Job: Reproduce this listing in full.

(Stored data)
◇ ◇ ◇ ◇ ◇

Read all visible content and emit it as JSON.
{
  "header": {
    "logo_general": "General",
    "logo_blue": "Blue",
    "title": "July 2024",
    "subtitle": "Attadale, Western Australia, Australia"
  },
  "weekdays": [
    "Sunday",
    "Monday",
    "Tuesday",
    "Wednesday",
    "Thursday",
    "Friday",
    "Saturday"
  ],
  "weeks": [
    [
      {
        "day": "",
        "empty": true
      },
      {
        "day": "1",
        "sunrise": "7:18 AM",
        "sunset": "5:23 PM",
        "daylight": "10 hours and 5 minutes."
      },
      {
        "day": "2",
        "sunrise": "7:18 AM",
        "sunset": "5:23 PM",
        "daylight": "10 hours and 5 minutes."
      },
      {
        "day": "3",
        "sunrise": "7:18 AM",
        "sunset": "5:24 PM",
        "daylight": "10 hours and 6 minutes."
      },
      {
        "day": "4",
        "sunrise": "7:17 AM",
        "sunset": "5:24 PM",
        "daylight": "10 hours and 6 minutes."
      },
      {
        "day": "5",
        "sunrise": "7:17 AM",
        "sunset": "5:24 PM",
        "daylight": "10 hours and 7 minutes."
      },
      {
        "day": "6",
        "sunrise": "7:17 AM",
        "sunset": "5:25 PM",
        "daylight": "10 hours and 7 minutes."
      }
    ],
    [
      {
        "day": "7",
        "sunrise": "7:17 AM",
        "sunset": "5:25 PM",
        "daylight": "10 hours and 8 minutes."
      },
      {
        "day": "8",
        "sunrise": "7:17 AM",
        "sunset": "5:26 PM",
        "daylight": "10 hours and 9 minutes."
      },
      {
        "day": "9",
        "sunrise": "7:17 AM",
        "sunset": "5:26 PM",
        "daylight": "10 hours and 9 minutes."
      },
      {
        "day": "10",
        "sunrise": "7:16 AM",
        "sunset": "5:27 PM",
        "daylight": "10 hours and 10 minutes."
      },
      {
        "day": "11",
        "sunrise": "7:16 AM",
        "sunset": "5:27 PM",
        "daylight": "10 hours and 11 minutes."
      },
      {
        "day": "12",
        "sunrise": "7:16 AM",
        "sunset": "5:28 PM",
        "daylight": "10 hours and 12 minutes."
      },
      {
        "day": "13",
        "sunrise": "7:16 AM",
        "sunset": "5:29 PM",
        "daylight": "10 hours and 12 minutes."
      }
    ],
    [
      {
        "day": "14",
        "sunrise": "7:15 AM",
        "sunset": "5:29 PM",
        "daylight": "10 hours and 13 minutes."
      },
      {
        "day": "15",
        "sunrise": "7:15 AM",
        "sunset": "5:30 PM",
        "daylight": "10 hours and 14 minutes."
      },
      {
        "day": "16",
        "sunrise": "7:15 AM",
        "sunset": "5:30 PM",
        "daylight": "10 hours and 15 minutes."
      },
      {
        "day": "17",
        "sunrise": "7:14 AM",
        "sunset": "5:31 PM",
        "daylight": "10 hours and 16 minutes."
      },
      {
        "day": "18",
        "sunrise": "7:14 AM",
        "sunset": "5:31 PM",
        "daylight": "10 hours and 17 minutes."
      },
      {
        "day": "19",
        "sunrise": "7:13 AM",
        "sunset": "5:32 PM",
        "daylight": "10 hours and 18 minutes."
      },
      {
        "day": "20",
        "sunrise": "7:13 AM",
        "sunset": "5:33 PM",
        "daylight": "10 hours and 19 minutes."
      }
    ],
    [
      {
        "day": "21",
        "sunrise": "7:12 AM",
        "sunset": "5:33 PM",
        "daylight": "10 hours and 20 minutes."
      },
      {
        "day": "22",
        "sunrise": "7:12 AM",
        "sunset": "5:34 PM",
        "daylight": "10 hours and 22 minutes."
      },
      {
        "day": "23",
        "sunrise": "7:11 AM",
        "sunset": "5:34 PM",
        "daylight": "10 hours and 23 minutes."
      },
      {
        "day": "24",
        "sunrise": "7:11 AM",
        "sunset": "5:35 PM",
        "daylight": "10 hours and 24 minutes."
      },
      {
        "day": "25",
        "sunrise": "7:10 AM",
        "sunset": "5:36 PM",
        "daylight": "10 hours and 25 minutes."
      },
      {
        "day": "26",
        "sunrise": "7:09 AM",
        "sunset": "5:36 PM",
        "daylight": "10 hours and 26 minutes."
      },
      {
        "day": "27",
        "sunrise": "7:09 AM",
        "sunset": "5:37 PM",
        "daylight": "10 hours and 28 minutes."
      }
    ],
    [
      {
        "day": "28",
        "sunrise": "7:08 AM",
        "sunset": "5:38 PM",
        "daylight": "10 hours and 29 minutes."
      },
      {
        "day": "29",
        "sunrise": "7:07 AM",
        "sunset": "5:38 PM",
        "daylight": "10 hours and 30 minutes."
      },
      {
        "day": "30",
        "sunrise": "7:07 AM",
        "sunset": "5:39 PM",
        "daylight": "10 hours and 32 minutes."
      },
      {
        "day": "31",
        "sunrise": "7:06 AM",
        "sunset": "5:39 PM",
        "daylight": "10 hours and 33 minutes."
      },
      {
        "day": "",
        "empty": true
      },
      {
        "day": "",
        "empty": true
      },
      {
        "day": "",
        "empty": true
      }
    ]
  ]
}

◇ ◇ ◇ ◇ ◇

Output for this exercise:
Read all visible content and emit it as JSON.
{
  "header": {
    "logo_general": "General",
    "logo_blue": "Blue",
    "title": "July 2024",
    "subtitle": "Attadale, Western Australia, Australia"
  },
  "weekdays": [
    "Sunday",
    "Monday",
    "Tuesday",
    "Wednesday",
    "Thursday",
    "Friday",
    "Saturday"
  ],
  "weeks": [
    [
      {
        "day": "",
        "empty": true
      },
      {
        "day": "1",
        "sunrise": "7:18 AM",
        "sunset": "5:23 PM",
        "daylight": "10 hours and 5 minutes."
      },
      {
        "day": "2",
        "sunrise": "7:18 AM",
        "sunset": "5:23 PM",
        "daylight": "10 hours and 5 minutes."
      },
      {
        "day": "3",
        "sunrise": "7:18 AM",
        "sunset": "5:24 PM",
        "daylight": "10 hours and 6 minutes."
      },
      {
        "day": "4",
        "sunrise": "7:17 AM",
        "sunset": "5:24 PM",
        "daylight": "10 hours and 6 minutes."
      },
      {
        "day": "5",
        "sunrise": "7:17 AM",
        "sunset": "5:24 PM",
        "daylight": "10 hours and 7 minutes."
      },
      {
        "day": "6",
        "sunrise": "7:17 AM",
        "sunset": "5:25 PM",
        "daylight": "10 hours and 7 minutes."
      }
    ],
    [
      {
        "day": "7",
        "sunrise": "7:17 AM",
        "sunset": "5:25 PM",
        "daylight": "10 hours and 8 minutes."
      },
      {
        "day": "8",
        "sunrise": "7:17 AM",
        "sunset": "5:26 PM",
        "daylight": "10 hours and 9 minutes."
      },
      {
        "day": "9",
        "sunrise": "7:17 AM",
        "sunset": "5:26 PM",
        "daylight": "10 hours and 9 minutes."
      },
      {
        "day": "10",
        "sunrise": "7:16 AM",
        "sunset": "5:27 PM",
        "daylight": "10 hours and 10 minutes."
      },
      {
        "day": "11",
        "sunrise": "7:16 AM",
        "sunset": "5:27 PM",
        "daylight": "10 hours and 11 minutes."
      },
      {
        "day": "12",
        "sunrise": "7:16 AM",
        "sunset": "5:28 PM",
        "daylight": "10 hours and 12 minutes."
      },
      {
        "day": "13",
        "sunrise": "7:16 AM",
        "sunset": "5:29 PM",
        "daylight": "10 hours and 12 minutes."
      }
    ],
    [
      {
        "day": "14",
        "sunrise": "7:15 AM",
        "sunset": "5:29 PM",
        "daylight": "10 hours and 13 minutes."
      },
      {
        "day": "15",
        "sunrise": "7:15 AM",
        "sunset": "5:30 PM",
        "daylight": "10 hours and 14 minutes."
      },
      {
        "day": "16",
        "sunrise": "7:15 AM",
        "sunset": "5:30 PM",
        "daylight": "10 hours and 15 minutes."
      },
      {
        "day": "17",
        "sunrise": "7:14 AM",
        "sunset": "5:31 PM",
        "daylight": "10 hours and 16 minutes."
      },
      {
        "day": "18",
        "sunrise": "7:14 AM",
        "sunset": "5:31 PM",
        "daylight": "10 hours and 17 minutes."
      },
      {
        "day": "19",
        "sunrise": "7:13 AM",
        "sunset": "5:32 PM",
        "daylight": "10 hours and 18 minutes."
      },
      {
        "day": "20",
        "sunrise": "7:13 AM",
        "sunset": "5:33 PM",
        "daylight": "10 hours and 19 minutes."
      }
    ],
    [
      {
        "day": "21",
        "sunrise": "7:12 AM",
        "sunset": "5:33 PM",
        "daylight": "10 hours and 20 minutes."
      },
      {
        "day": "22",
        "sunrise": "7:12 AM",
        "sunset": "5:34 PM",
        "daylight": "10 hours and 22 minutes."
      },
      {
        "day": "23",
        "sunrise": "7:11 AM",
        "sunset": "5:34 PM",
        "daylight": "10 hours and 23 minutes."
      },
      {
        "day": "24",
        "sunrise": "7:11 AM",
        "sunset": "5:35 PM",
        "daylight": "10 hours and 24 minutes."
      },
      {
        "day": "25",
        "sunrise": "7:10 AM",
        "sunset": "5:36 PM",
        "daylight": "10 hours and 25 minutes."
      },
      {
        "day": "26",
        "sunrise": "7:09 AM",
        "sunset": "5:36 PM",
        "daylight": "10 hours and 26 minutes."
      },
      {
        "day": "27",
        "sunrise": "7:09 AM",
        "sunset": "5:37 PM",
        "daylight": "10 hours and 28 minutes."
      }
    ],
    [
      {
        "day": "28",
        "sunrise": "7:08 AM",
        "sunset": "5:38 PM",
        "daylight": "10 hours and 29 minutes."
      },
      {
        "day": "29",
        "sunrise": "7:07 AM",
        "sunset": "5:38 PM",
        "daylight": "10 hours and 30 minutes."
      },
      {
        "day": "30",
        "sunrise": "7:07 AM",
        "sunset": "5:39 PM",
        "daylight": "10 hours and 32 minutes."
      },
      {
        "day": "31",
        "sunrise": "7:06 AM",
        "sunset": "5:39 PM",
        "daylight": "10 hours and 33 minutes."
      },
      {
        "day": "",
        "empty": true
      },
      {
        "day": "",
        "empty": true
      },
      {
        "day": "",
        "empty": true
      }
    ]
  ]
}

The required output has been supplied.